[Data records]
# # # # # # #

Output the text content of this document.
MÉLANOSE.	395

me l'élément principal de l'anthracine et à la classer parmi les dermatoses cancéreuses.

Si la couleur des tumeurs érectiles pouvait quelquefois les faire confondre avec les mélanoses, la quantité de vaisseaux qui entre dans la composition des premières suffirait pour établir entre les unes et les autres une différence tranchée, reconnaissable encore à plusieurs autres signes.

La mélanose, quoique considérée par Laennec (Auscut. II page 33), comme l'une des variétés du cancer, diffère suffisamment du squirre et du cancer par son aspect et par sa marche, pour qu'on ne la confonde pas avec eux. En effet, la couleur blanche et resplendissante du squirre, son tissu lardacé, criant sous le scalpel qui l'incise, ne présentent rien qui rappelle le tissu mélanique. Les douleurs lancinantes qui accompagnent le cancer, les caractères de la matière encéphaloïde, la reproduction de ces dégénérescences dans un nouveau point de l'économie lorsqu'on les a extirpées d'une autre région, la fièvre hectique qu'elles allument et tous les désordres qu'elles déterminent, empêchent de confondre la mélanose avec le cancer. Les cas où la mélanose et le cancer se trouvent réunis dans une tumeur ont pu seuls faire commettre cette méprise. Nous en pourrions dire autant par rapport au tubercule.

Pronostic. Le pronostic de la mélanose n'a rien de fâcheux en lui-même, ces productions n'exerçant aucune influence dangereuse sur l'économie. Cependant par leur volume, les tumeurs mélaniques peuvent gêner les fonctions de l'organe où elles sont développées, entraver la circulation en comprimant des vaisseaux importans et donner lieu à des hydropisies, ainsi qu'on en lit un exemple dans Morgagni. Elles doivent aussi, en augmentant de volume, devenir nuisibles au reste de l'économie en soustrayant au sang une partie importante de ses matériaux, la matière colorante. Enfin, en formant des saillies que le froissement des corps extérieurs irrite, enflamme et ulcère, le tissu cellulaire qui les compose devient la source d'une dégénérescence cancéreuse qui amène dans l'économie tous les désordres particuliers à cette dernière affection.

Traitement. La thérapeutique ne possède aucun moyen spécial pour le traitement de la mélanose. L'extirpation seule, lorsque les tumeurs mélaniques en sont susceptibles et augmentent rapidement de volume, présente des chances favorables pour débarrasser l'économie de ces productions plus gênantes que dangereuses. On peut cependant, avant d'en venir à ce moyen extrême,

# # # # # # #

§ Your goal
Extract every entry in the listing word for word.

§ Result for this exercise
Output the text content of this document.
MÉLANOSE.	395

me l'élément principal de l'anthracine et à la classer parmi les dermatoses cancéreuses.

Si la couleur des tumeurs érectiles pouvait quelquefois les faire confondre avec les mélanoses, la quantité de vaisseaux qui entre dans la composition des premières suffirait pour établir entre les unes et les autres une différence tranchée, reconnaissable encore à plusieurs autres signes.

La mélanose, quoique considérée par Laennec (Auscut. II page 33), comme l'une des variétés du cancer, diffère suffisamment du squirre et du cancer par son aspect et par sa marche, pour qu'on ne la confonde pas avec eux. En effet, la couleur blanche et resplendissante du squirre, son tissu lardacé, criant sous le scalpel qui l'incise, ne présentent rien qui rappelle le tissu mélanique. Les douleurs lancinantes qui accompagnent le cancer, les caractères de la matière encéphaloïde, la reproduction de ces dégénérescences dans un nouveau point de l'économie lorsqu'on les a extirpées d'une autre région, la fièvre hectique qu'elles allument et tous les désordres qu'elles déterminent, empêchent de confondre la mélanose avec le cancer. Les cas où la mélanose et le cancer se trouvent réunis dans une tumeur ont pu seuls faire commettre cette méprise. Nous en pourrions dire autant par rapport au tubercule.

Pronostic. Le pronostic de la mélanose n'a rien de fâcheux en lui-même, ces productions n'exerçant aucune influence dangereuse sur l'économie. Cependant par leur volume, les tumeurs mélaniques peuvent gêner les fonctions de l'organe où elles sont développées, entraver la circulation en comprimant des vaisseaux importans et donner lieu à des hydropisies, ainsi qu'on en lit un exemple dans Morgagni. Elles doivent aussi, en augmentant de volume, devenir nuisibles au reste de l'économie en soustrayant au sang une partie importante de ses matériaux, la matière colorante. Enfin, en formant des saillies que le froissement des corps extérieurs irrite, enflamme et ulcère, le tissu cellulaire qui les compose devient la source d'une dégénérescence cancéreuse qui amène dans l'économie tous les désordres particuliers à cette dernière affection.

Traitement. La thérapeutique ne possède aucun moyen spécial pour le traitement de la mélanose. L'extirpation seule, lorsque les tumeurs mélaniques en sont susceptibles et augmentent rapidement de volume, présente des chances favorables pour débarrasser l'économie de ces productions plus gênantes que dangereuses. On peut cependant, avant d'en venir à ce moyen extrême,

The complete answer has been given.